# WRITTEN TASK
Your task is to output the listing word for word, with pictures excluded.

# RECORDS SHOWN
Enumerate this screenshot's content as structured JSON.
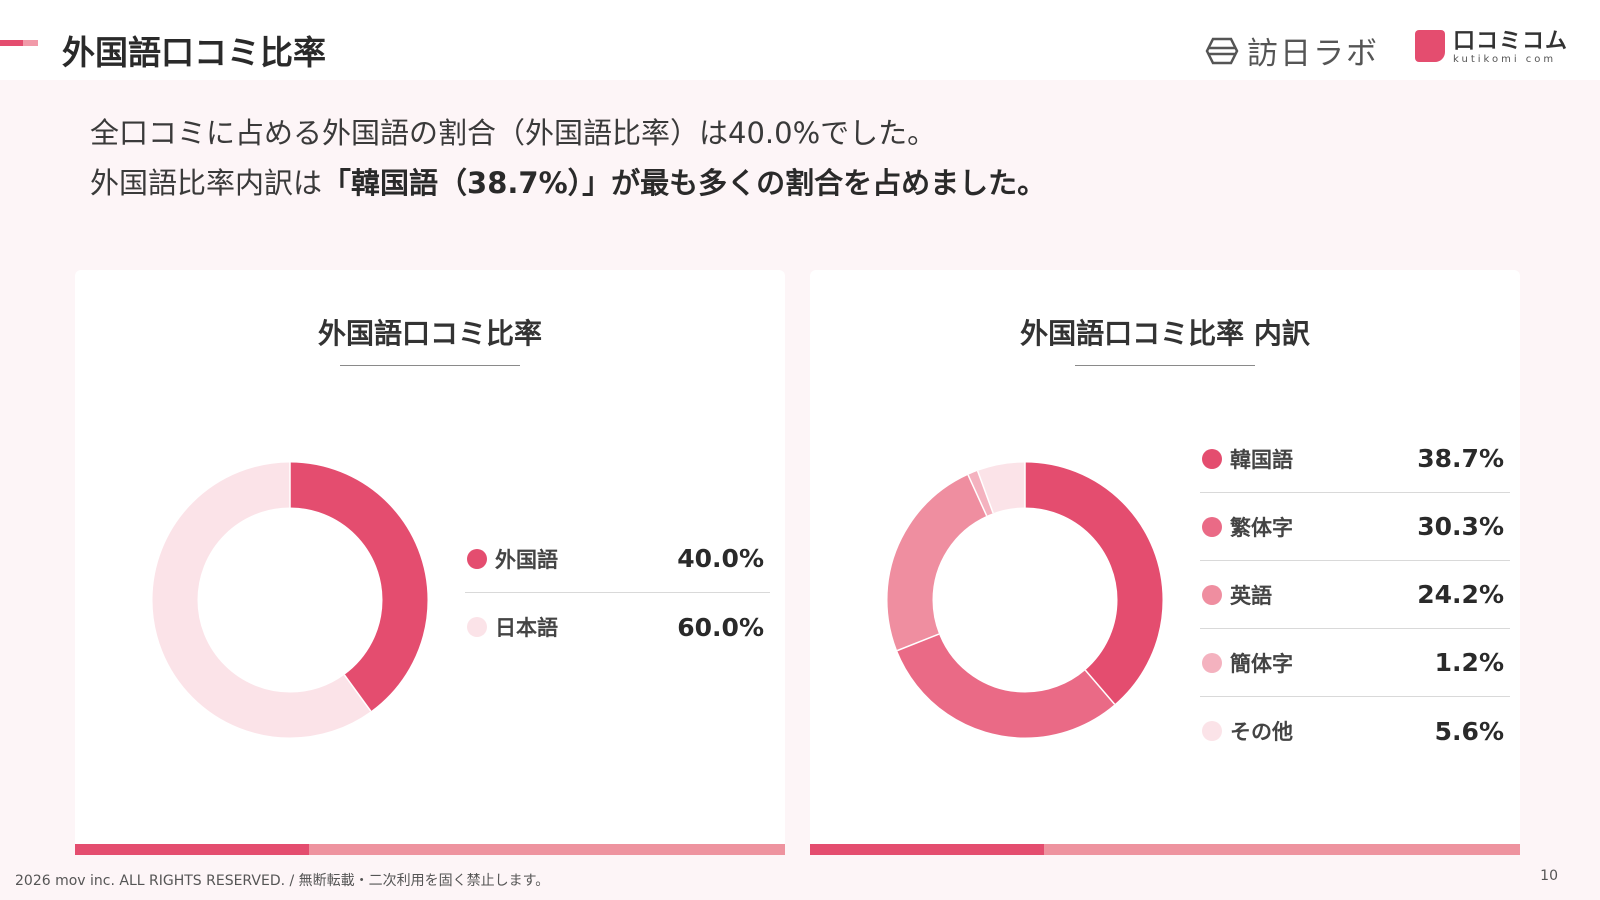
{
  "header": {
    "title": "外国語口コミ比率",
    "logos": {
      "houmon": "訪日ラボ",
      "kuchikomi_name": "口コミコム",
      "kuchikomi_url": "kutikomi com"
    }
  },
  "summary": {
    "line1": "全口コミに占める外国語の割合（外国語比率）は40.0%でした。",
    "line2_prefix": "外国語比率内訳は",
    "line2_bold": "「韓国語（38.7%）」が最も多くの割合を占めました。"
  },
  "colors": {
    "accent": "#e44d6f",
    "accent_light": "#ee939f"
  },
  "chart_data": [
    {
      "type": "pie",
      "title": "外国語口コミ比率",
      "categories": [
        "外国語",
        "日本語"
      ],
      "values": [
        40.0,
        60.0
      ],
      "labels": [
        "40.0%",
        "60.0%"
      ],
      "colors": [
        "#e44d6f",
        "#fbe3e8"
      ],
      "legend": "right"
    },
    {
      "type": "pie",
      "title": "外国語口コミ比率 内訳",
      "categories": [
        "韓国語",
        "繁体字",
        "英語",
        "簡体字",
        "その他"
      ],
      "values": [
        38.7,
        30.3,
        24.2,
        1.2,
        5.6
      ],
      "labels": [
        "38.7%",
        "30.3%",
        "24.2%",
        "1.2%",
        "5.6%"
      ],
      "colors": [
        "#e44d6f",
        "#ea6a86",
        "#ef8ea0",
        "#f4b2bf",
        "#fbe3e8"
      ],
      "legend": "right"
    }
  ],
  "footer": {
    "copyright": "2026 mov inc. ALL RIGHTS RESERVED. / 無断転載・二次利用を固く禁止します。",
    "page_number": "10"
  }
}
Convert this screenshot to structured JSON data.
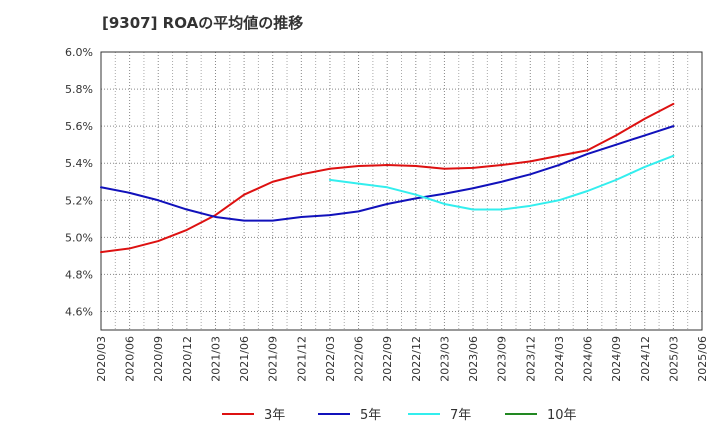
{
  "chart_data": {
    "type": "line",
    "title": "[9307]  ROAの平均値の推移",
    "xlabel": "",
    "ylabel": "",
    "ylim": [
      4.5,
      6.0
    ],
    "y_ticks": [
      "4.6%",
      "4.8%",
      "5.0%",
      "5.2%",
      "5.4%",
      "5.6%",
      "5.8%",
      "6.0%"
    ],
    "x": [
      "2020/03",
      "2020/06",
      "2020/09",
      "2020/12",
      "2021/03",
      "2021/06",
      "2021/09",
      "2021/12",
      "2022/03",
      "2022/06",
      "2022/09",
      "2022/12",
      "2023/03",
      "2023/06",
      "2023/09",
      "2023/12",
      "2024/03",
      "2024/06",
      "2024/09",
      "2024/12",
      "2025/03",
      "2025/06"
    ],
    "grid": true,
    "legend_position": "bottom",
    "series": [
      {
        "name": "3年",
        "color": "#dd1111",
        "values": [
          4.92,
          4.94,
          4.98,
          5.04,
          5.12,
          5.23,
          5.3,
          5.34,
          5.37,
          5.385,
          5.39,
          5.385,
          5.37,
          5.375,
          5.39,
          5.41,
          5.44,
          5.47,
          5.55,
          5.64,
          5.72,
          null
        ]
      },
      {
        "name": "5年",
        "color": "#1111bb",
        "values": [
          5.27,
          5.24,
          5.2,
          5.15,
          5.11,
          5.09,
          5.09,
          5.11,
          5.12,
          5.14,
          5.18,
          5.21,
          5.235,
          5.265,
          5.3,
          5.34,
          5.39,
          5.45,
          5.5,
          5.55,
          5.6,
          null
        ]
      },
      {
        "name": "7年",
        "color": "#33eeee",
        "values": [
          null,
          null,
          null,
          null,
          null,
          null,
          null,
          null,
          5.31,
          5.29,
          5.27,
          5.23,
          5.18,
          5.15,
          5.15,
          5.17,
          5.2,
          5.25,
          5.31,
          5.38,
          5.44,
          null
        ]
      },
      {
        "name": "10年",
        "color": "#228822",
        "values": [
          null,
          null,
          null,
          null,
          null,
          null,
          null,
          null,
          null,
          null,
          null,
          null,
          null,
          null,
          null,
          null,
          null,
          null,
          null,
          null,
          null,
          null
        ]
      }
    ]
  }
}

# ANSWER TO THE TASK
Enumerate this screenshot's content as structured JSON.
{
  "header": {
    "title": "外国語口コミ比率",
    "logos": {
      "houmon": "訪日ラボ",
      "kuchikomi_name": "口コミコム",
      "kuchikomi_url": "kutikomi com"
    }
  },
  "summary": {
    "line1": "全口コミに占める外国語の割合（外国語比率）は40.0%でした。",
    "line2_prefix": "外国語比率内訳は",
    "line2_bold": "「韓国語（38.7%）」が最も多くの割合を占めました。"
  },
  "colors": {
    "accent": "#e44d6f",
    "accent_light": "#ee939f"
  },
  "chart_data": [
    {
      "type": "pie",
      "title": "外国語口コミ比率",
      "categories": [
        "外国語",
        "日本語"
      ],
      "values": [
        40.0,
        60.0
      ],
      "labels": [
        "40.0%",
        "60.0%"
      ],
      "colors": [
        "#e44d6f",
        "#fbe3e8"
      ],
      "legend": "right"
    },
    {
      "type": "pie",
      "title": "外国語口コミ比率 内訳",
      "categories": [
        "韓国語",
        "繁体字",
        "英語",
        "簡体字",
        "その他"
      ],
      "values": [
        38.7,
        30.3,
        24.2,
        1.2,
        5.6
      ],
      "labels": [
        "38.7%",
        "30.3%",
        "24.2%",
        "1.2%",
        "5.6%"
      ],
      "colors": [
        "#e44d6f",
        "#ea6a86",
        "#ef8ea0",
        "#f4b2bf",
        "#fbe3e8"
      ],
      "legend": "right"
    }
  ],
  "footer": {
    "copyright": "2026 mov inc. ALL RIGHTS RESERVED. / 無断転載・二次利用を固く禁止します。",
    "page_number": "10"
  }
}
Convert this screenshot to structured JSON data.
{
  "chart_data": {
    "type": "line",
    "title": "[9307]  ROAの平均値の推移",
    "xlabel": "",
    "ylabel": "",
    "ylim": [
      4.5,
      6.0
    ],
    "y_ticks": [
      "4.6%",
      "4.8%",
      "5.0%",
      "5.2%",
      "5.4%",
      "5.6%",
      "5.8%",
      "6.0%"
    ],
    "x": [
      "2020/03",
      "2020/06",
      "2020/09",
      "2020/12",
      "2021/03",
      "2021/06",
      "2021/09",
      "2021/12",
      "2022/03",
      "2022/06",
      "2022/09",
      "2022/12",
      "2023/03",
      "2023/06",
      "2023/09",
      "2023/12",
      "2024/03",
      "2024/06",
      "2024/09",
      "2024/12",
      "2025/03",
      "2025/06"
    ],
    "grid": true,
    "legend_position": "bottom",
    "series": [
      {
        "name": "3年",
        "color": "#dd1111",
        "values": [
          4.92,
          4.94,
          4.98,
          5.04,
          5.12,
          5.23,
          5.3,
          5.34,
          5.37,
          5.385,
          5.39,
          5.385,
          5.37,
          5.375,
          5.39,
          5.41,
          5.44,
          5.47,
          5.55,
          5.64,
          5.72,
          null
        ]
      },
      {
        "name": "5年",
        "color": "#1111bb",
        "values": [
          5.27,
          5.24,
          5.2,
          5.15,
          5.11,
          5.09,
          5.09,
          5.11,
          5.12,
          5.14,
          5.18,
          5.21,
          5.235,
          5.265,
          5.3,
          5.34,
          5.39,
          5.45,
          5.5,
          5.55,
          5.6,
          null
        ]
      },
      {
        "name": "7年",
        "color": "#33eeee",
        "values": [
          null,
          null,
          null,
          null,
          null,
          null,
          null,
          null,
          5.31,
          5.29,
          5.27,
          5.23,
          5.18,
          5.15,
          5.15,
          5.17,
          5.2,
          5.25,
          5.31,
          5.38,
          5.44,
          null
        ]
      },
      {
        "name": "10年",
        "color": "#228822",
        "values": [
          null,
          null,
          null,
          null,
          null,
          null,
          null,
          null,
          null,
          null,
          null,
          null,
          null,
          null,
          null,
          null,
          null,
          null,
          null,
          null,
          null,
          null
        ]
      }
    ]
  }
}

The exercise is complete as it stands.